* _Task to complete_: The entries are to be returned exactly, with images left out.

(Stored records)

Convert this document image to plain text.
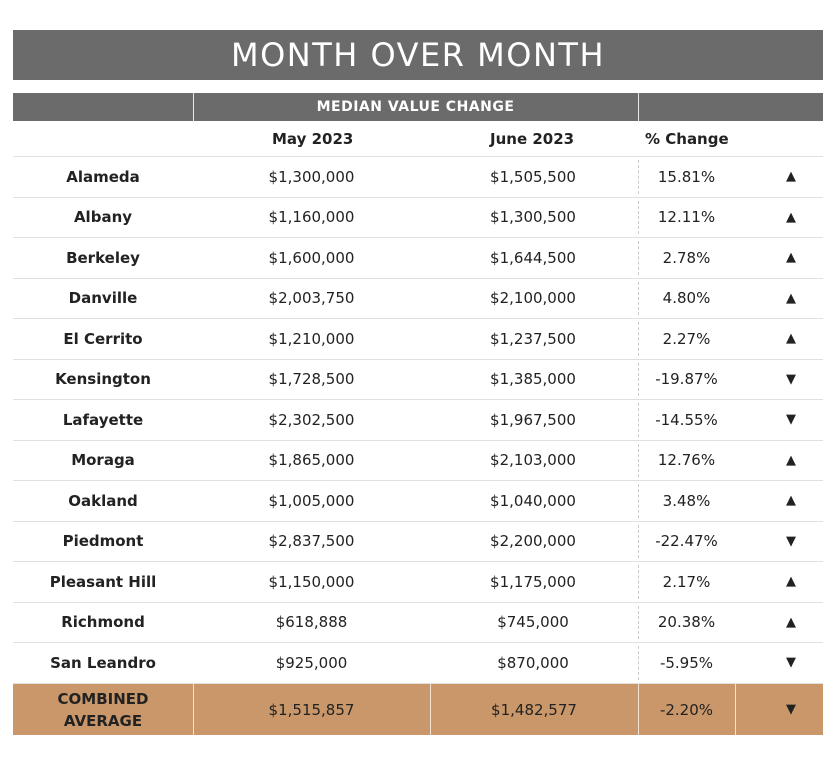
MONTH OVER MONTH
MEDIAN VALUE CHANGE
May 2023	June 2023	% Change
Alameda	$1,300,000	$1,505,500	15.81%	▲
Albany	$1,160,000	$1,300,500	12.11%	▲
Berkeley	$1,600,000	$1,644,500	2.78%	▲
Danville	$2,003,750	$2,100,000	4.80%	▲
El Cerrito	$1,210,000	$1,237,500	2.27%	▲
Kensington	$1,728,500	$1,385,000	-19.87%	▼
Lafayette	$2,302,500	$1,967,500	-14.55%	▼
Moraga	$1,865,000	$2,103,000	12.76%	▲
Oakland	$1,005,000	$1,040,000	3.48%	▲
Piedmont	$2,837,500	$2,200,000	-22.47%	▼
Pleasant Hill	$1,150,000	$1,175,000	2.17%	▲
Richmond	$618,888	$745,000	20.38%	▲
San Leandro	$925,000	$870,000	-5.95%	▼
COMBINED
AVERAGE
$1,515,857	$1,482,577	-2.20%	▼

* _Finished answer_:
Convert this document image to plain text.
MONTH OVER MONTH
MEDIAN VALUE CHANGE
May 2023	June 2023	% Change
Alameda	$1,300,000	$1,505,500	15.81%	▲
Albany	$1,160,000	$1,300,500	12.11%	▲
Berkeley	$1,600,000	$1,644,500	2.78%	▲
Danville	$2,003,750	$2,100,000	4.80%	▲
El Cerrito	$1,210,000	$1,237,500	2.27%	▲
Kensington	$1,728,500	$1,385,000	-19.87%	▼
Lafayette	$2,302,500	$1,967,500	-14.55%	▼
Moraga	$1,865,000	$2,103,000	12.76%	▲
Oakland	$1,005,000	$1,040,000	3.48%	▲
Piedmont	$2,837,500	$2,200,000	-22.47%	▼
Pleasant Hill	$1,150,000	$1,175,000	2.17%	▲
Richmond	$618,888	$745,000	20.38%	▲
San Leandro	$925,000	$870,000	-5.95%	▼
COMBINED
AVERAGE
$1,515,857	$1,482,577	-2.20%	▼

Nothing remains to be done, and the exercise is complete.